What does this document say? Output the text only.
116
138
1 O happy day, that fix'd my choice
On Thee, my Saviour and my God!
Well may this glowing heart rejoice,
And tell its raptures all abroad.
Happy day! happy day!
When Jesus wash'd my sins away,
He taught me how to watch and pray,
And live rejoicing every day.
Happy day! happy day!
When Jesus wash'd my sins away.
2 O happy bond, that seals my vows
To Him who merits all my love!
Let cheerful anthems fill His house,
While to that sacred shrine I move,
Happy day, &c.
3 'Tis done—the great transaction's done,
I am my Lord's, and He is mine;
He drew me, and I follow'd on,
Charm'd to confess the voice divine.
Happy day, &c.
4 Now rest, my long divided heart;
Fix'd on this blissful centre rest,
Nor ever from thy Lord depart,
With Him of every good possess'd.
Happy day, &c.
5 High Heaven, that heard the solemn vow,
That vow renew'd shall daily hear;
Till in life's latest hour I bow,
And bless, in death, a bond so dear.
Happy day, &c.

==

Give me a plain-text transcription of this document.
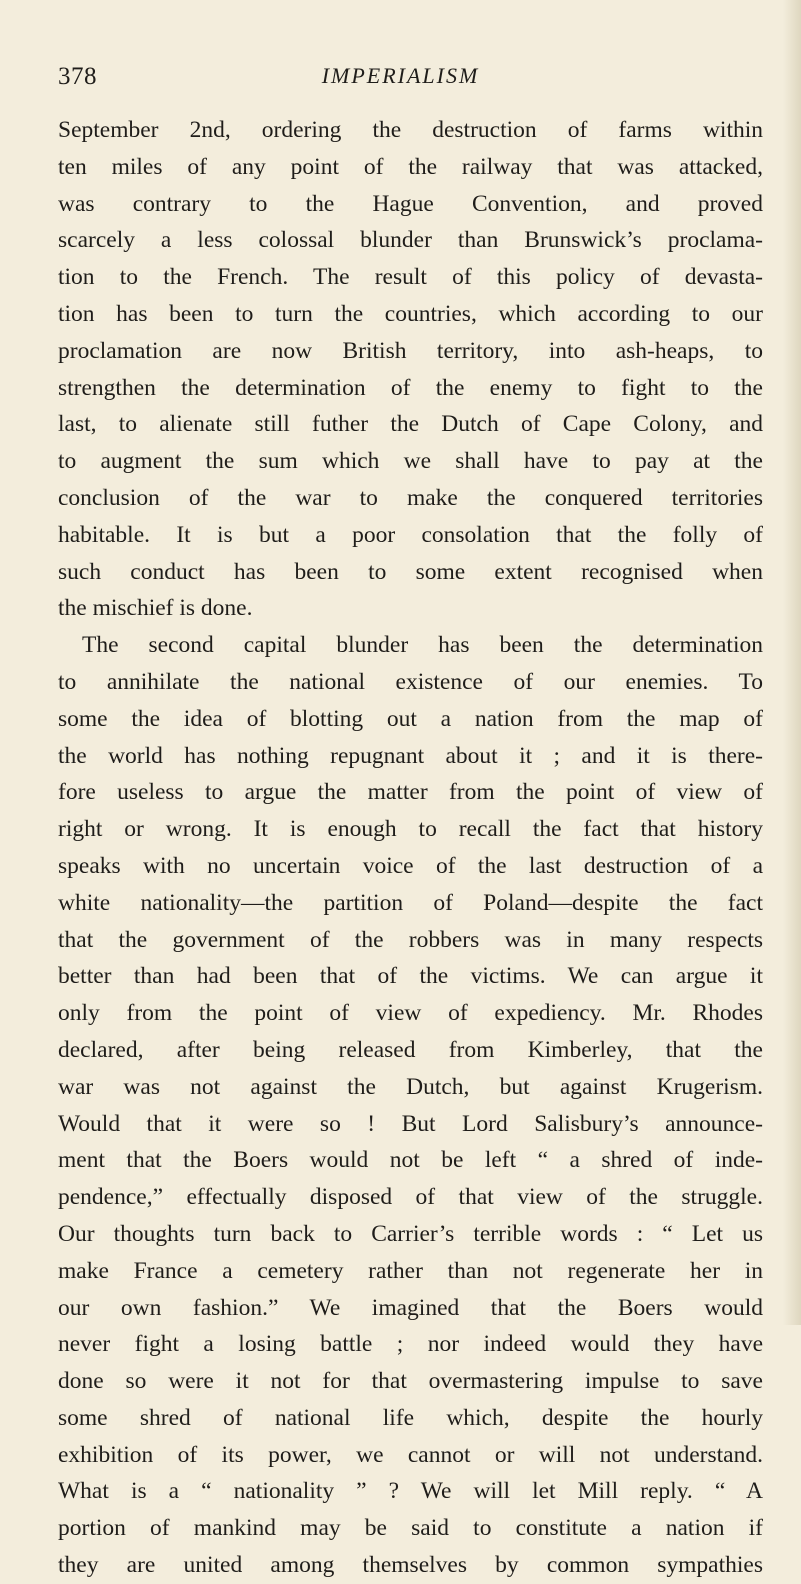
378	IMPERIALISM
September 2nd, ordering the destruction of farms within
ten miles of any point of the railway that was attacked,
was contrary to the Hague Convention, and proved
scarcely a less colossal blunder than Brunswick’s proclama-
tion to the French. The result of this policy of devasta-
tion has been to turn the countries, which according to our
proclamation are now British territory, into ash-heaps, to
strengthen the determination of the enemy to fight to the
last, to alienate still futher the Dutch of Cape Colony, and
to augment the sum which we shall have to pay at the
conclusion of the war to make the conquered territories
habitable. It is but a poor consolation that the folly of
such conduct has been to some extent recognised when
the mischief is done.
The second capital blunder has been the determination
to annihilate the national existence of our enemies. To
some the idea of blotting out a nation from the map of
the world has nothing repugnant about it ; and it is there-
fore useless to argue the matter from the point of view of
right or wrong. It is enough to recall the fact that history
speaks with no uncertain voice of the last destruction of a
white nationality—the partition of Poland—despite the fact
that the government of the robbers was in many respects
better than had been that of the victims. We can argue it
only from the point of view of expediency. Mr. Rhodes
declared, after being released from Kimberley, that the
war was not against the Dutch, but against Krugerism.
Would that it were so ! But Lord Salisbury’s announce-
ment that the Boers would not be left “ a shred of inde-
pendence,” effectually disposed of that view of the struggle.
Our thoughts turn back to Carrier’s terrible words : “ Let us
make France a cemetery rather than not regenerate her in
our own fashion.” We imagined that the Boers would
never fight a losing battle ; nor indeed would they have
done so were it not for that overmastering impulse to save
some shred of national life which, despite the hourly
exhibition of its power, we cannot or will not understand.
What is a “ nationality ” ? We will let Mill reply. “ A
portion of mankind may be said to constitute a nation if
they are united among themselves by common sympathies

* * *

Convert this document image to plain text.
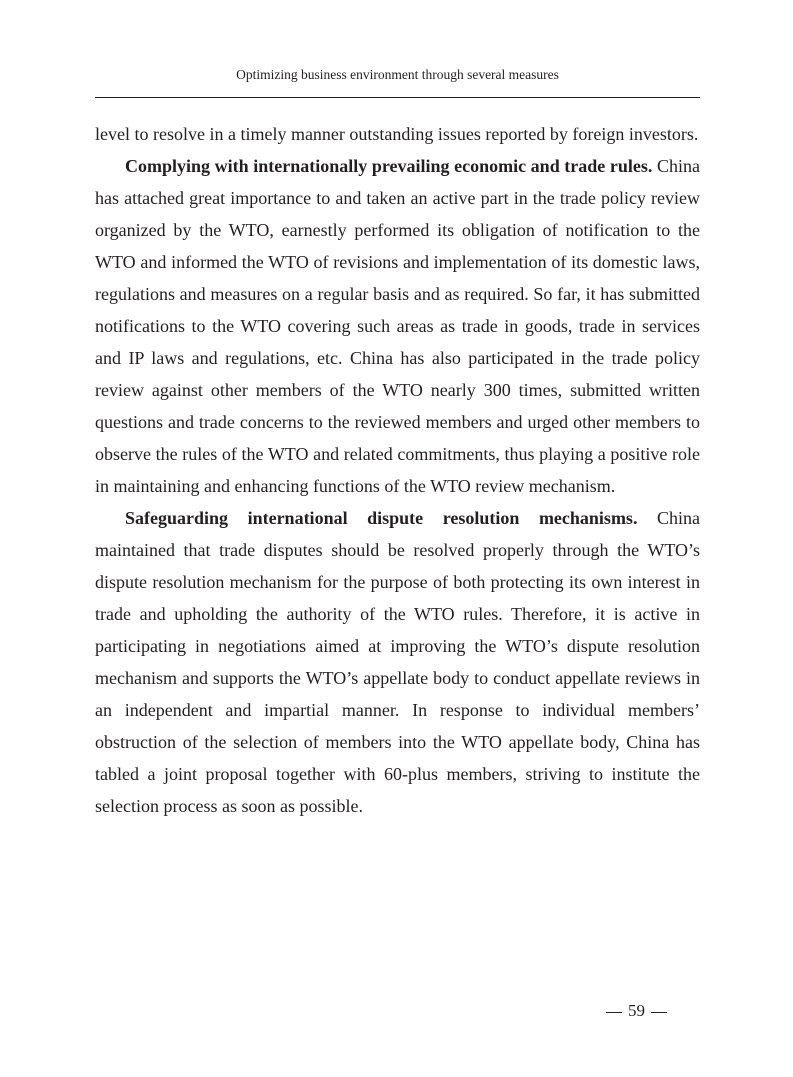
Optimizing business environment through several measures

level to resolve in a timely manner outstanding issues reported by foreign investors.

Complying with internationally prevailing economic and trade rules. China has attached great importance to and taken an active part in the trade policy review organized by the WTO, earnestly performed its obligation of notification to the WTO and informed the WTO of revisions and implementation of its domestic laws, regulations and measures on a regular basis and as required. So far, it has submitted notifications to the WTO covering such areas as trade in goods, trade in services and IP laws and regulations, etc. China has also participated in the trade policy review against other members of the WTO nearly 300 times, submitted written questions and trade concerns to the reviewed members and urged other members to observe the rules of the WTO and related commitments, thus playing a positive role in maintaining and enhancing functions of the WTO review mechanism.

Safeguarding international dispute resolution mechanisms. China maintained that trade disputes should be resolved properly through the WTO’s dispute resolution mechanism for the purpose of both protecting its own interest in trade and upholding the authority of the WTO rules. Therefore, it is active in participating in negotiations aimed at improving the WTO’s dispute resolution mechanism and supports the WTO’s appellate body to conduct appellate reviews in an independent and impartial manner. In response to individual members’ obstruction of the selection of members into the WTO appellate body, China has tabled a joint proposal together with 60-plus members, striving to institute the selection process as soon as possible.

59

TASK PROMPT — Copy and report every line where the word "which" is present.

CORRECT OUTPUT —
tion has been to turn the countries, which according to our
to augment the sum which we shall have to pay at the
some shred of national life which, despite the hourly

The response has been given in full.